··· DATA FOR PROCESSING ···
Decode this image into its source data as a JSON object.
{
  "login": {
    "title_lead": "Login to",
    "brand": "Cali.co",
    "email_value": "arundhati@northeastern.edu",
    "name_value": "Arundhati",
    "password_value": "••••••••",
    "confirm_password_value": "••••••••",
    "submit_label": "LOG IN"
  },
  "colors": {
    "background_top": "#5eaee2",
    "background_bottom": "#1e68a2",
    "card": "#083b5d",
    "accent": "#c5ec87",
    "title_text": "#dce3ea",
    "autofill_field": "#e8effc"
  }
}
···
## GIVEN REQUEST
Write out the data exactly as it stands.

## ANSWER TO THIS TASK
Decode this image into its source data as a JSON object.
{
  "login": {
    "title_lead": "Login to",
    "brand": "Cali.co",
    "email_value": "arundhati@northeastern.edu",
    "name_value": "Arundhati",
    "password_value": "••••••••",
    "confirm_password_value": "••••••••",
    "submit_label": "LOG IN"
  },
  "colors": {
    "background_top": "#5eaee2",
    "background_bottom": "#1e68a2",
    "card": "#083b5d",
    "accent": "#c5ec87",
    "title_text": "#dce3ea",
    "autofill_field": "#e8effc"
  }
}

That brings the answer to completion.